OBJECTIVES:
1 > In the text about Saint Valentine, reproduce everything from "Eventually Valentine was" down to "love and friendship.".
2 > According to the text about Saint Valentine, what did Julia plant near his grave after his death?
3 > Extend the text about Saint Valentine, picking up after its last sentence.

Things About St. Valentine
Before you write off Valentine’s Day as another invention of American corporations in the quest for perpetual revenue from mass produced greeting cards and several thousand tons of seasonal candy, take a moment to consider the long, if not convoluted, history behind the holiday. Long before it was chocolates and diamonds and fancy dinner dates, Saint Valentine’s Day became a celebration of enduring love.
Valentine of Rome was a Christian saint in the 5th century who was martyred in 496 AD for his faith. He was buried on February 14th, and the anniversary of his death was observed by the Catholic Church after he was canonized. According to legend, Saint Valentine wore an amethyst ring embedded with the image of cupid. He officiated at the illegal Christian weddings of Roman Soldiers, who were forbidden to marry, as the Emperor Claudius II believed that married men did not make for good soldier material. It was said soldiers would recognize him by his cupid ring and request the performance of his secret nuptials. The amethyst later became the birthstone for the month of February, and is said to bring love. St. Valentine is said to have cut hearts out of parchment and given them to the soldiers that he ministered to, beginning the tradition of heart shaped cards.
Eventually Valentine was imprisoned for his Christian ministry, and while in jail, he is said to have healed his jailer’s daughter, Julia, from blindness. A letter sent from his jail cell to the girl was signed “from your Valentine”, perhaps the first Valentine ever sent. After his death, Julia planted an almond tree with pink blossoms near his grave. The almond tree is still symbolic of undying love and friendship.

ENTRIES SHOWN:

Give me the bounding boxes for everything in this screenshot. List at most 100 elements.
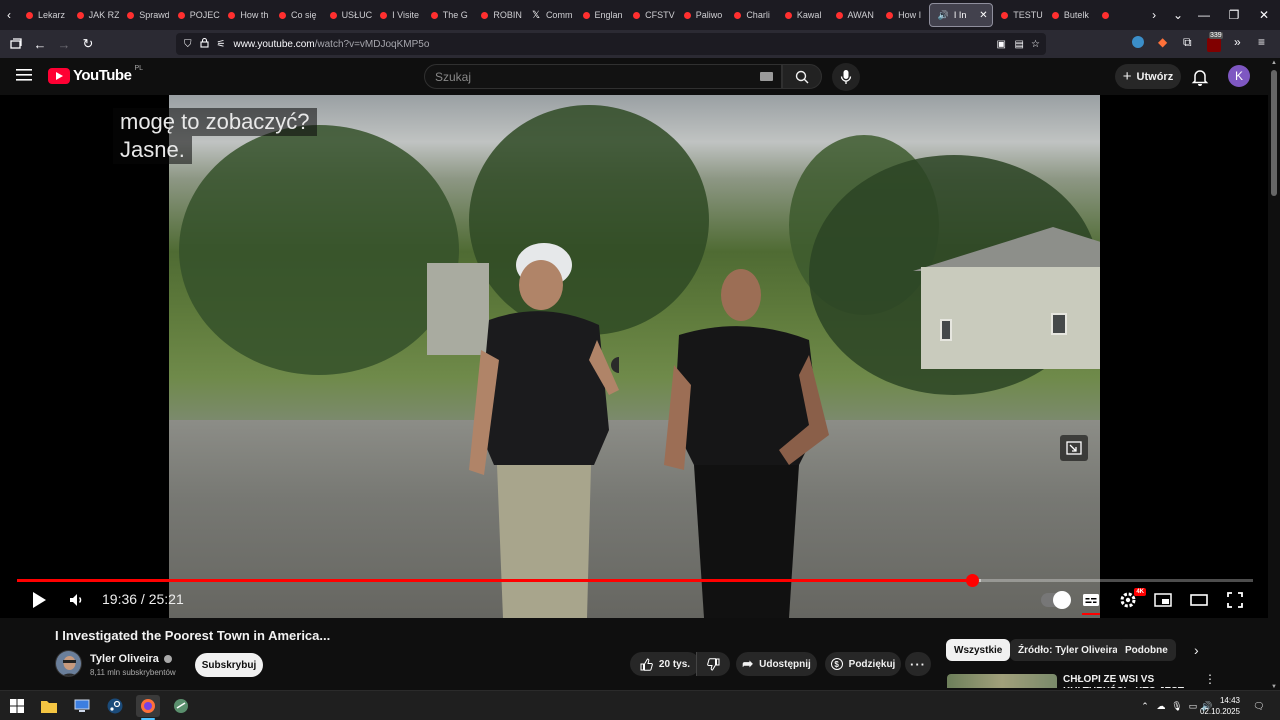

* * *

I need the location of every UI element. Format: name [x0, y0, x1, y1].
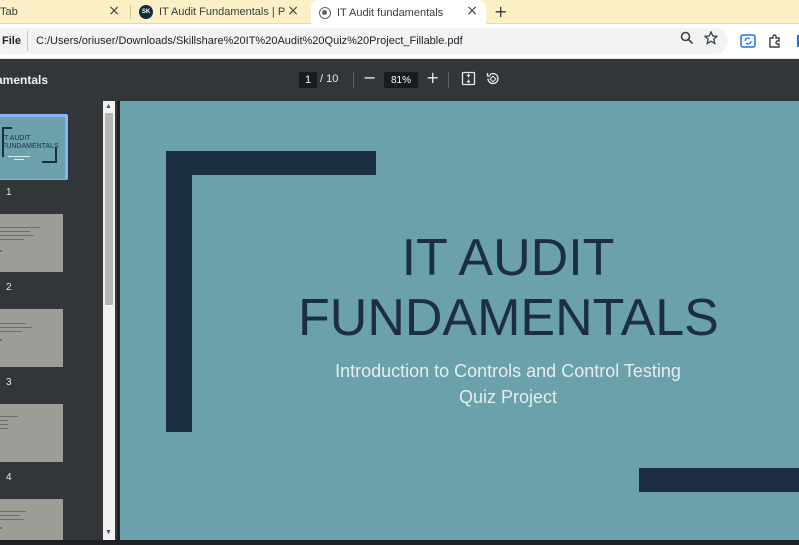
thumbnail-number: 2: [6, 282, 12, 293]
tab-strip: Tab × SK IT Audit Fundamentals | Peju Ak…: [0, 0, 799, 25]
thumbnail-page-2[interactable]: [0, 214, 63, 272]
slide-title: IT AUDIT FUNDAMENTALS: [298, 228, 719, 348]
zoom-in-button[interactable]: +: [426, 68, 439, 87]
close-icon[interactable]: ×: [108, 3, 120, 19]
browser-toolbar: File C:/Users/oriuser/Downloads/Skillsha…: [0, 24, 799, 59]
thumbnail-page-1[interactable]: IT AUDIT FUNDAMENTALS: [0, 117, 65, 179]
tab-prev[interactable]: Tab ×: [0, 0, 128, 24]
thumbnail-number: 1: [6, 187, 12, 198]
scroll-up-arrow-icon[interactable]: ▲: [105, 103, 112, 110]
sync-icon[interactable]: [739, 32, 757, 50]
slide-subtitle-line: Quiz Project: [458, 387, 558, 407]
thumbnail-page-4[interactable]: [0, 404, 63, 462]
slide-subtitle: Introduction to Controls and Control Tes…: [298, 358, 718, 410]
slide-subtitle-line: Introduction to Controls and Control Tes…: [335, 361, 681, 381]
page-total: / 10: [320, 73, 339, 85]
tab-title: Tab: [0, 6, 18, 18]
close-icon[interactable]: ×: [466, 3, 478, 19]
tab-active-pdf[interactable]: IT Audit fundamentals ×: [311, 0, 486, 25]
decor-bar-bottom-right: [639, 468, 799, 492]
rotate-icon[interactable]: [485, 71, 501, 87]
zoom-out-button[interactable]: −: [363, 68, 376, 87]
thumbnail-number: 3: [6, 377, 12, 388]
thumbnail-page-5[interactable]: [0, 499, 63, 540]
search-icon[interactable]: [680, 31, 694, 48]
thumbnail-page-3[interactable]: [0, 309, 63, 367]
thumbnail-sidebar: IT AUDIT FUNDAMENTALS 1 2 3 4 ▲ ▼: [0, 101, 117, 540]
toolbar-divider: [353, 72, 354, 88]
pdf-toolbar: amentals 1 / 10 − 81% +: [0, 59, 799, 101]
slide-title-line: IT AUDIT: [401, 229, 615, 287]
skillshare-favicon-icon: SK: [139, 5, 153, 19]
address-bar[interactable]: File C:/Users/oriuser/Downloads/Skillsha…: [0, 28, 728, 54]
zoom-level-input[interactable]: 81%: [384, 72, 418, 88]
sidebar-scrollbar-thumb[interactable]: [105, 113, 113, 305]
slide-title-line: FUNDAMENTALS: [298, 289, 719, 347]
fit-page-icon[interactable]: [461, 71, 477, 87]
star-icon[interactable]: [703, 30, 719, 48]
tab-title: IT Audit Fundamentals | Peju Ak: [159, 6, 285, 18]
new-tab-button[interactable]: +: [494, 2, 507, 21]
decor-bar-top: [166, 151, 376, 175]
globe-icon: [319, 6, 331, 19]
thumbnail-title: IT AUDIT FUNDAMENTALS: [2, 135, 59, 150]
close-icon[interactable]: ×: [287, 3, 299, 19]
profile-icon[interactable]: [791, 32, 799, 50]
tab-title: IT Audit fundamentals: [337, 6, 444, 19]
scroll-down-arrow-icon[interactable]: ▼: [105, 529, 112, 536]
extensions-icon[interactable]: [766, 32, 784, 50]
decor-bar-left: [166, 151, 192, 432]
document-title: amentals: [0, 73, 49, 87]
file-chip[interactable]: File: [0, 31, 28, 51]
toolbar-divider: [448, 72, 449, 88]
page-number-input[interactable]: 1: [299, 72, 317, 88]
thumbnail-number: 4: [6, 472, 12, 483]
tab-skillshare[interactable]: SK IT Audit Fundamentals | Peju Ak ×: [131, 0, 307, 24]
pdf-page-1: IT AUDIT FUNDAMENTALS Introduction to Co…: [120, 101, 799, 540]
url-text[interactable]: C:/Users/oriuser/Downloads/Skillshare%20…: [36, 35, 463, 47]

PER-TASK ANSWERS:
1 >
Eventually Valentine was imprisoned for his Christian ministry, and while in jail, he is said to have healed his jailer’s daughter, Julia, from blindness. A letter sent from his jail cell to the girl was signed “from your Valentine”, perhaps the first Valentine ever sent. After his death, Julia planted an almond tree with pink blossoms near his grave. The almond tree is still symbolic of undying love and friendship.

2 > An almond tree with pink blossoms.

3 >
The Catholic Church removed St. Valentine’s day from the General Roman Calendar in 1969, but the holiday was well rooted in tradition across the globe by that time. Speculation has tied the holiday to the ancient Roman feast of Lupercalia, a three day celebration of fertility in mid February, but there has been no traceable connection to this observance and the later resurgence of the romantic theme appointed to February 14th by poets and lovers who were far removed from Rome’s pagan roots.
The first romantic association with the church holiday of St. Valentine’s Day wasn’t until nearly a thousand years later, when Geoffrey Chaucer, the English poet, penned the verse: For this was on seynt Volantynys day, Whan euery bryd comyth there to chese his make. ["For this was on St. Valentine's Day, when every bird cometh there to choose his mate."] Later, scholars would argue that the Valentine he referred to was not Valentine of Rome, but the feast of St. Valentine of Genoa, who died nearly 100 years before Valentine of Rome, which was observed in early May, a time more likely for the mating of birds in Britain.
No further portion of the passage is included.